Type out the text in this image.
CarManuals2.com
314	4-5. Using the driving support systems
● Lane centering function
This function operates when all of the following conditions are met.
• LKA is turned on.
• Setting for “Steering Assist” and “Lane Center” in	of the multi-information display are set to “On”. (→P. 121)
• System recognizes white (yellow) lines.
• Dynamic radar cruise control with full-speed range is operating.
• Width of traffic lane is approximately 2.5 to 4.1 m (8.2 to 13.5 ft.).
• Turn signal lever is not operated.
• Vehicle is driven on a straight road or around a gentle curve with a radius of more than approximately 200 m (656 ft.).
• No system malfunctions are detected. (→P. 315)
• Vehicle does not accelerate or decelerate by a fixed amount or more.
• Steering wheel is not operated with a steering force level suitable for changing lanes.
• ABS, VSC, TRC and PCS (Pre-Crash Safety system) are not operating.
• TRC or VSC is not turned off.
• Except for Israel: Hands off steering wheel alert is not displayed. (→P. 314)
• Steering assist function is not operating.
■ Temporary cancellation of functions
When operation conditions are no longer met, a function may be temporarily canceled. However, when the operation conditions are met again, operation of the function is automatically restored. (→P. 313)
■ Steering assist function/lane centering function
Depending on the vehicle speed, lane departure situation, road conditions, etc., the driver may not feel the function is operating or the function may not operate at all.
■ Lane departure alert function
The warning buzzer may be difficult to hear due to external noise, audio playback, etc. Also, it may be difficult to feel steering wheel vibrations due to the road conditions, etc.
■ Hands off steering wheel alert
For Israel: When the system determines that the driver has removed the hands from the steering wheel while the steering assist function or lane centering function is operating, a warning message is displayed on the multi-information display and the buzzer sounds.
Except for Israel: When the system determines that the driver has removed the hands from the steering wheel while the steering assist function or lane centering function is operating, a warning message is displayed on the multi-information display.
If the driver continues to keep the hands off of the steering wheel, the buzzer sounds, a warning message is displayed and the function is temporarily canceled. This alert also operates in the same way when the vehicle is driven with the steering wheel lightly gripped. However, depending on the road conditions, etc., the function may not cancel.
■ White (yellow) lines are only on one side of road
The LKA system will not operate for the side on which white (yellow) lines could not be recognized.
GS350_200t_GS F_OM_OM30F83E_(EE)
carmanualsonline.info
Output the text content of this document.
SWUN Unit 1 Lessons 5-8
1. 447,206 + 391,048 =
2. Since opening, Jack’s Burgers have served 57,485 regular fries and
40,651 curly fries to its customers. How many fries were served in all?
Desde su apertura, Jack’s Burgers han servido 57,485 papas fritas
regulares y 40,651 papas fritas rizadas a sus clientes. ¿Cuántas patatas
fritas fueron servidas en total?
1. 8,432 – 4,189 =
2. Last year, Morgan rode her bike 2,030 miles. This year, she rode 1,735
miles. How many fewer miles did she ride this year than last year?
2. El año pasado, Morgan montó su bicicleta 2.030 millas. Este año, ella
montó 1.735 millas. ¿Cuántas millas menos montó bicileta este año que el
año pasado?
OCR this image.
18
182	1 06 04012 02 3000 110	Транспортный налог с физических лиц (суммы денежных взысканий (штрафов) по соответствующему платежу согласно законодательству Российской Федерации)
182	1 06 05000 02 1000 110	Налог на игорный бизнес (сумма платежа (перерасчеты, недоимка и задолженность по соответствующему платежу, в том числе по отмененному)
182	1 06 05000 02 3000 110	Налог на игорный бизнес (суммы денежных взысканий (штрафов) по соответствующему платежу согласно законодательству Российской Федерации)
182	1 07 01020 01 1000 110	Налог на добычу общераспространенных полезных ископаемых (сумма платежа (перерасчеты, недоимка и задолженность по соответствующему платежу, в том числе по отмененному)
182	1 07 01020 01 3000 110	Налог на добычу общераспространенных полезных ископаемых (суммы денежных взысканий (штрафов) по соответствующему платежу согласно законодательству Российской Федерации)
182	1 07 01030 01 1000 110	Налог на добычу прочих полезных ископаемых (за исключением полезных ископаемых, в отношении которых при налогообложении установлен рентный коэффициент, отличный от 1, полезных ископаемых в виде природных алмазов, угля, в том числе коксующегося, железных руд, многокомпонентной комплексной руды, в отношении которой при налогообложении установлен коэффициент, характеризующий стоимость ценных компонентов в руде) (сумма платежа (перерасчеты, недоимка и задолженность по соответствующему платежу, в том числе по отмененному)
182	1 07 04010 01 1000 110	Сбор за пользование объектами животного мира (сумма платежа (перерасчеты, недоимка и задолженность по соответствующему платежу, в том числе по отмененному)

· · · ·

• Set task:
Give back the whole listing, word for word.

• Written solution:
Type out the text in this image.
CarManuals2.com
314	4-5. Using the driving support systems
● Lane centering function
This function operates when all of the following conditions are met.
• LKA is turned on.
• Setting for “Steering Assist” and “Lane Center” in	of the multi-information display are set to “On”. (→P. 121)
• System recognizes white (yellow) lines.
• Dynamic radar cruise control with full-speed range is operating.
• Width of traffic lane is approximately 2.5 to 4.1 m (8.2 to 13.5 ft.).
• Turn signal lever is not operated.
• Vehicle is driven on a straight road or around a gentle curve with a radius of more than approximately 200 m (656 ft.).
• No system malfunctions are detected. (→P. 315)
• Vehicle does not accelerate or decelerate by a fixed amount or more.
• Steering wheel is not operated with a steering force level suitable for changing lanes.
• ABS, VSC, TRC and PCS (Pre-Crash Safety system) are not operating.
• TRC or VSC is not turned off.
• Except for Israel: Hands off steering wheel alert is not displayed. (→P. 314)
• Steering assist function is not operating.
■ Temporary cancellation of functions
When operation conditions are no longer met, a function may be temporarily canceled. However, when the operation conditions are met again, operation of the function is automatically restored. (→P. 313)
■ Steering assist function/lane centering function
Depending on the vehicle speed, lane departure situation, road conditions, etc., the driver may not feel the function is operating or the function may not operate at all.
■ Lane departure alert function
The warning buzzer may be difficult to hear due to external noise, audio playback, etc. Also, it may be difficult to feel steering wheel vibrations due to the road conditions, etc.
■ Hands off steering wheel alert
For Israel: When the system determines that the driver has removed the hands from the steering wheel while the steering assist function or lane centering function is operating, a warning message is displayed on the multi-information display and the buzzer sounds.
Except for Israel: When the system determines that the driver has removed the hands from the steering wheel while the steering assist function or lane centering function is operating, a warning message is displayed on the multi-information display.
If the driver continues to keep the hands off of the steering wheel, the buzzer sounds, a warning message is displayed and the function is temporarily canceled. This alert also operates in the same way when the vehicle is driven with the steering wheel lightly gripped. However, depending on the road conditions, etc., the function may not cancel.
■ White (yellow) lines are only on one side of road
The LKA system will not operate for the side on which white (yellow) lines could not be recognized.
GS350_200t_GS F_OM_OM30F83E_(EE)
carmanualsonline.info
Output the text content of this document.
SWUN Unit 1 Lessons 5-8
1. 447,206 + 391,048 =
2. Since opening, Jack’s Burgers have served 57,485 regular fries and
40,651 curly fries to its customers. How many fries were served in all?
Desde su apertura, Jack’s Burgers han servido 57,485 papas fritas
regulares y 40,651 papas fritas rizadas a sus clientes. ¿Cuántas patatas
fritas fueron servidas en total?
1. 8,432 – 4,189 =
2. Last year, Morgan rode her bike 2,030 miles. This year, she rode 1,735
miles. How many fewer miles did she ride this year than last year?
2. El año pasado, Morgan montó su bicicleta 2.030 millas. Este año, ella
montó 1.735 millas. ¿Cuántas millas menos montó bicileta este año que el
año pasado?
OCR this image.
18
182	1 06 04012 02 3000 110	Транспортный налог с физических лиц (суммы денежных взысканий (штрафов) по соответствующему платежу согласно законодательству Российской Федерации)
182	1 06 05000 02 1000 110	Налог на игорный бизнес (сумма платежа (перерасчеты, недоимка и задолженность по соответствующему платежу, в том числе по отмененному)
182	1 06 05000 02 3000 110	Налог на игорный бизнес (суммы денежных взысканий (штрафов) по соответствующему платежу согласно законодательству Российской Федерации)
182	1 07 01020 01 1000 110	Налог на добычу общераспространенных полезных ископаемых (сумма платежа (перерасчеты, недоимка и задолженность по соответствующему платежу, в том числе по отмененному)
182	1 07 01020 01 3000 110	Налог на добычу общераспространенных полезных ископаемых (суммы денежных взысканий (штрафов) по соответствующему платежу согласно законодательству Российской Федерации)
182	1 07 01030 01 1000 110	Налог на добычу прочих полезных ископаемых (за исключением полезных ископаемых, в отношении которых при налогообложении установлен рентный коэффициент, отличный от 1, полезных ископаемых в виде природных алмазов, угля, в том числе коксующегося, железных руд, многокомпонентной комплексной руды, в отношении которой при налогообложении установлен коэффициент, характеризующий стоимость ценных компонентов в руде) (сумма платежа (перерасчеты, недоимка и задолженность по соответствующему платежу, в том числе по отмененному)
182	1 07 04010 01 1000 110	Сбор за пользование объектами животного мира (сумма платежа (перерасчеты, недоимка и задолженность по соответствующему платежу, в том числе по отмененному)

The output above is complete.